Find every line with the word "chevron". Copy those lines.
━━ SUPPLIED DATA ━━
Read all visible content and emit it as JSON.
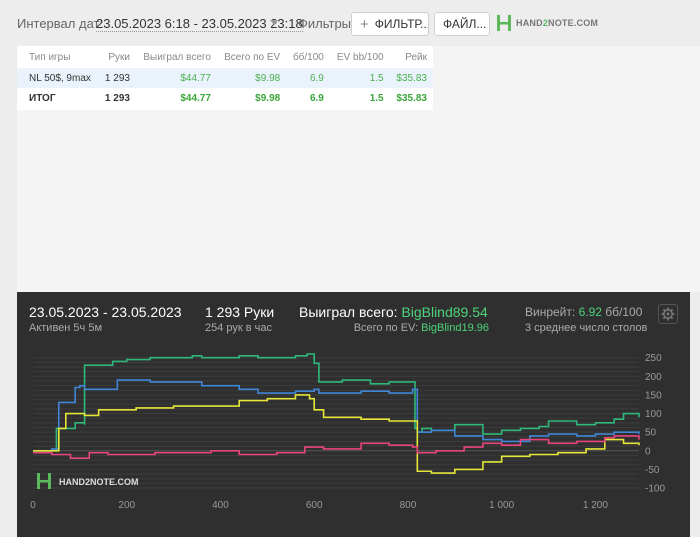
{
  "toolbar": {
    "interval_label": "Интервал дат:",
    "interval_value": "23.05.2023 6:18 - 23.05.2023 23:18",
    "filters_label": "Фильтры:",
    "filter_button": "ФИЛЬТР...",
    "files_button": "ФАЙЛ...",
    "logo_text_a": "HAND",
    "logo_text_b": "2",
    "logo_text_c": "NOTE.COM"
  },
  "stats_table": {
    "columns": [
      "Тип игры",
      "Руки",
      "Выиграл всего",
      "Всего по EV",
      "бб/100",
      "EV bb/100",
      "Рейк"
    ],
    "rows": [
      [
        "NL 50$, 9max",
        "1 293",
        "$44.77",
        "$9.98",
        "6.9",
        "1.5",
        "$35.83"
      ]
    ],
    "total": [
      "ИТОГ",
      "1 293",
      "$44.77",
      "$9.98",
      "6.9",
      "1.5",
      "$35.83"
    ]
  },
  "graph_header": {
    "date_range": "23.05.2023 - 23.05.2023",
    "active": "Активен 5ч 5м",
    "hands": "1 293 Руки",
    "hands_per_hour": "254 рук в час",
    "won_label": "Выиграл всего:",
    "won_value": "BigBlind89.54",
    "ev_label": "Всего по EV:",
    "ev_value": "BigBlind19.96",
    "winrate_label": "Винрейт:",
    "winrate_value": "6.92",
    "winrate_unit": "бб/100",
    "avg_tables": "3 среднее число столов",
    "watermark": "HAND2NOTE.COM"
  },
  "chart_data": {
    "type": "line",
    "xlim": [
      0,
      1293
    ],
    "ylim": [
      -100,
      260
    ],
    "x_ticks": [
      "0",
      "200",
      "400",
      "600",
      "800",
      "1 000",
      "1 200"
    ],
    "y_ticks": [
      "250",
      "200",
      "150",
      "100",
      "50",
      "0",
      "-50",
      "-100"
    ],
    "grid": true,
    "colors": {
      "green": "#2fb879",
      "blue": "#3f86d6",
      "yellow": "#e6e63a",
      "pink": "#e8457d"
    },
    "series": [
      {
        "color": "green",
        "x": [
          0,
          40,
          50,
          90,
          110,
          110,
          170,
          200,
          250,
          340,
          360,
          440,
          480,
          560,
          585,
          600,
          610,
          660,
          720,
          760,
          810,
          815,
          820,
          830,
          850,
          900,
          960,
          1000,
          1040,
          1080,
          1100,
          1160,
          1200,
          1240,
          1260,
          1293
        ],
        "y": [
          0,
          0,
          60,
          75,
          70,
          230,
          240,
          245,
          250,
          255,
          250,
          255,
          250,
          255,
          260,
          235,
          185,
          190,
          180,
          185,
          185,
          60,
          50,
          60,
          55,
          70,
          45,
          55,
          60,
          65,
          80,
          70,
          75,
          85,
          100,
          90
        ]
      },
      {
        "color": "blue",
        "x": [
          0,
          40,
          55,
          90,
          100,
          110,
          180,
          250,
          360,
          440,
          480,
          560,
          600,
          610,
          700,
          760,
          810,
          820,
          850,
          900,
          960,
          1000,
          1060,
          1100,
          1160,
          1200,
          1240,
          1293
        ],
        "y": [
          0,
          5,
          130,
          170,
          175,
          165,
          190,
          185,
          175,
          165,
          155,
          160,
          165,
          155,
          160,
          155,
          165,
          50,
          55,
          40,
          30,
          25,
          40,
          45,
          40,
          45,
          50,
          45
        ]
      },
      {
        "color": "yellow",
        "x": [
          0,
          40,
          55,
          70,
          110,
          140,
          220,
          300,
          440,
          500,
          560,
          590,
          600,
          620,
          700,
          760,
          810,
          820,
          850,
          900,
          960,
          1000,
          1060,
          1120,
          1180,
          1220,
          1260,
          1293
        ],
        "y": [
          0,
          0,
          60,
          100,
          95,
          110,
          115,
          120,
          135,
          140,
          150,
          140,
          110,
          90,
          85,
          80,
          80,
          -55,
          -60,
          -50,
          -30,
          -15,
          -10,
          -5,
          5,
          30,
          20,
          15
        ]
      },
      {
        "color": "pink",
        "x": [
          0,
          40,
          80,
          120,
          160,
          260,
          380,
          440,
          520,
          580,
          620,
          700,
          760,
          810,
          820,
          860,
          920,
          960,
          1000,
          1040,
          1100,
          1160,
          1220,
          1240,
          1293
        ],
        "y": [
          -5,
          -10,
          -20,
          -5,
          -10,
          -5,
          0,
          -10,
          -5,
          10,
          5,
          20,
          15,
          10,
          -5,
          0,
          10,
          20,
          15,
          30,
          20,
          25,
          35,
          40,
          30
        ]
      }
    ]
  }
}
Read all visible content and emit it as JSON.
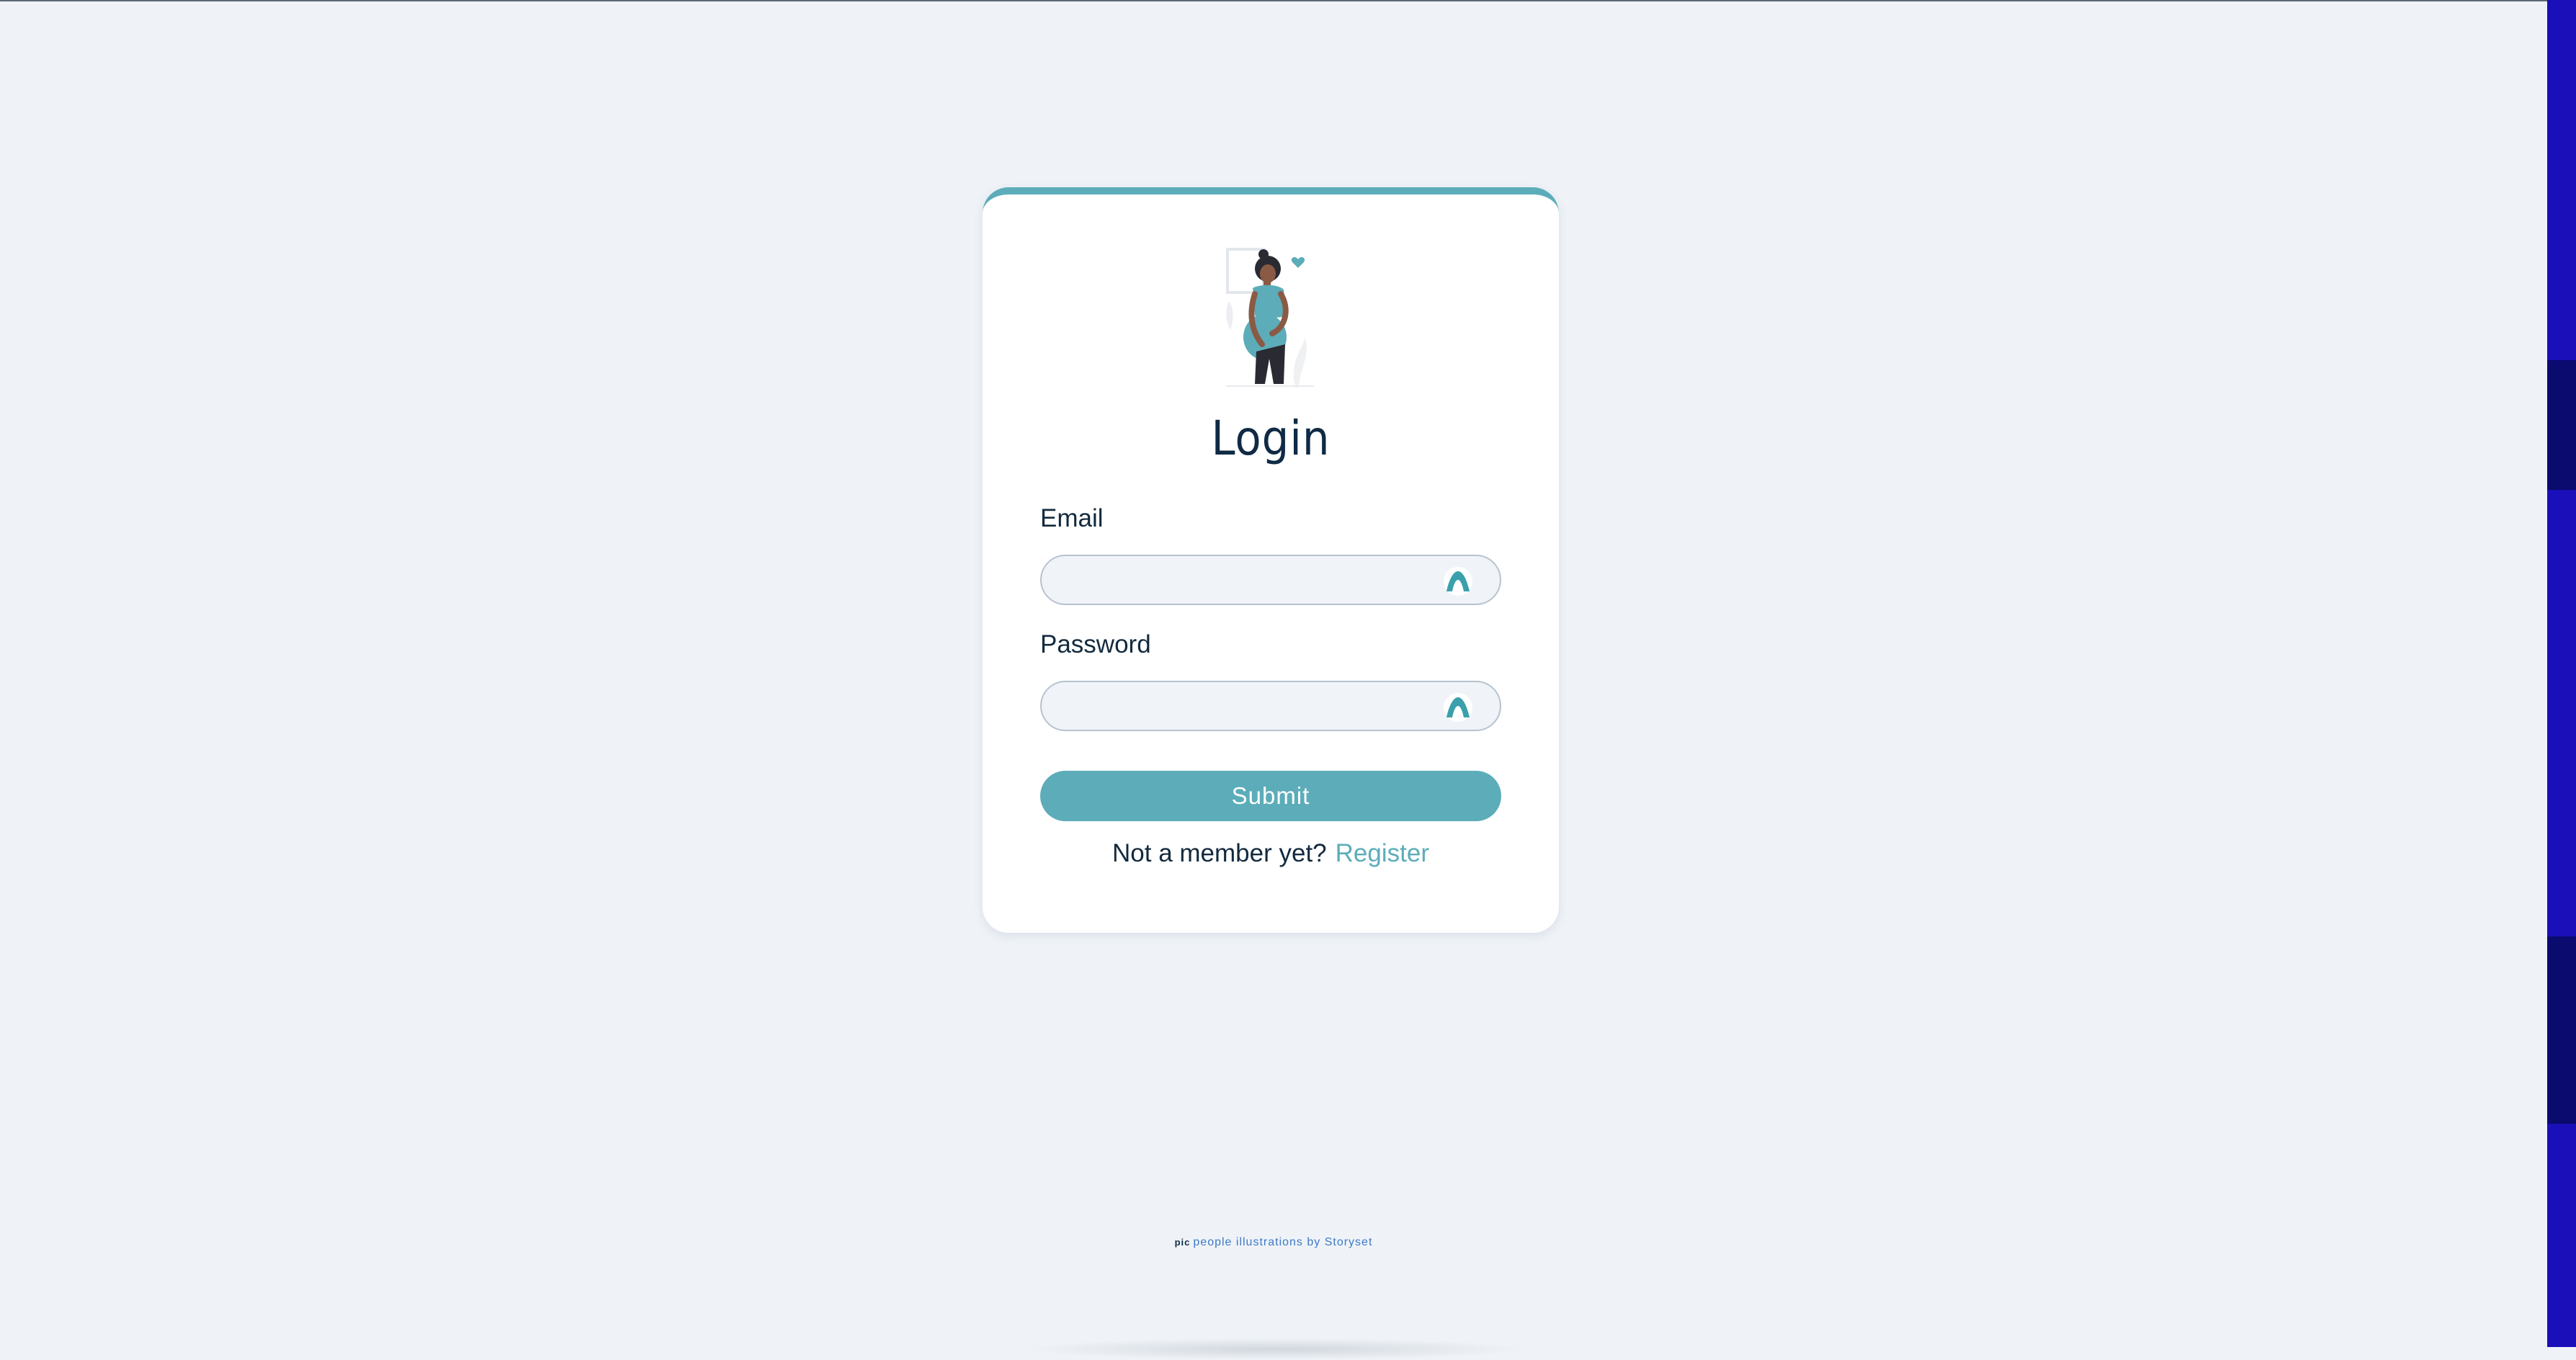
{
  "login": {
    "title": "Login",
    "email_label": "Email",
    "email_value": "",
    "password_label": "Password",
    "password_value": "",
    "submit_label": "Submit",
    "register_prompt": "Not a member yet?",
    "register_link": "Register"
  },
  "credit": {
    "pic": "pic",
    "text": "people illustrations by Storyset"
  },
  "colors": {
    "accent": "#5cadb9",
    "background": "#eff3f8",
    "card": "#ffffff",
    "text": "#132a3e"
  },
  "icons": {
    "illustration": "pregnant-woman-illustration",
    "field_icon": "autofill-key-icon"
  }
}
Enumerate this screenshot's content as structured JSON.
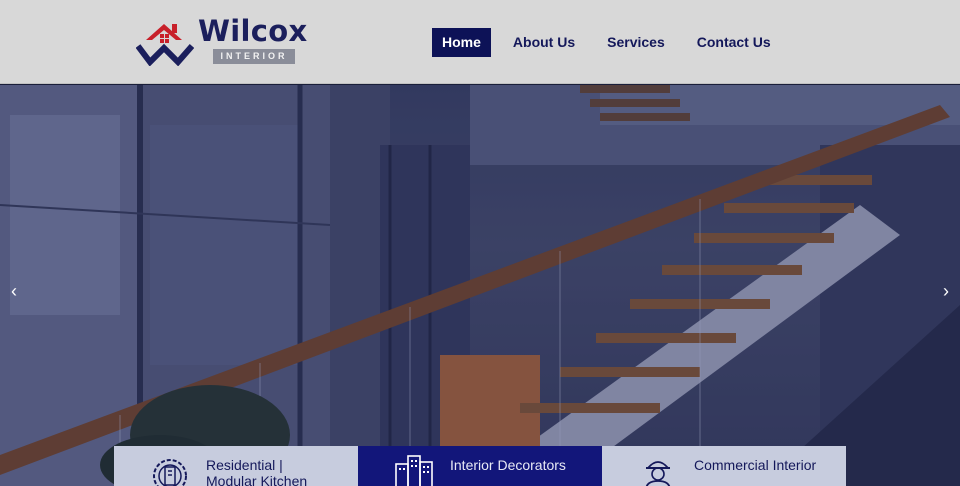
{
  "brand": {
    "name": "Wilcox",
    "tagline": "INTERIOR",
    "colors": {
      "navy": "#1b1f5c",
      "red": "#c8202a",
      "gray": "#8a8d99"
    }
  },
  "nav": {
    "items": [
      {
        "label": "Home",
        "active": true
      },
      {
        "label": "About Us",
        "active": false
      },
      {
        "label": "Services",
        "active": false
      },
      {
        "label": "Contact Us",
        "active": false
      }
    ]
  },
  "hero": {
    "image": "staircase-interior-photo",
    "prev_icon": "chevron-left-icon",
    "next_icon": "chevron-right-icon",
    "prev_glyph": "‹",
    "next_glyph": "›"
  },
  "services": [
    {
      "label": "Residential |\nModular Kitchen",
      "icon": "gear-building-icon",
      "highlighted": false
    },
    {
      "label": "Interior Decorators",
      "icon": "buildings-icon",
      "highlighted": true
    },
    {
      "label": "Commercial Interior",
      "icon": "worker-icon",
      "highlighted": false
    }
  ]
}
━━━
FINAL ANSWER »
    "prev_icon": "chevron-left-icon",
    "next_icon": "chevron-right-icon",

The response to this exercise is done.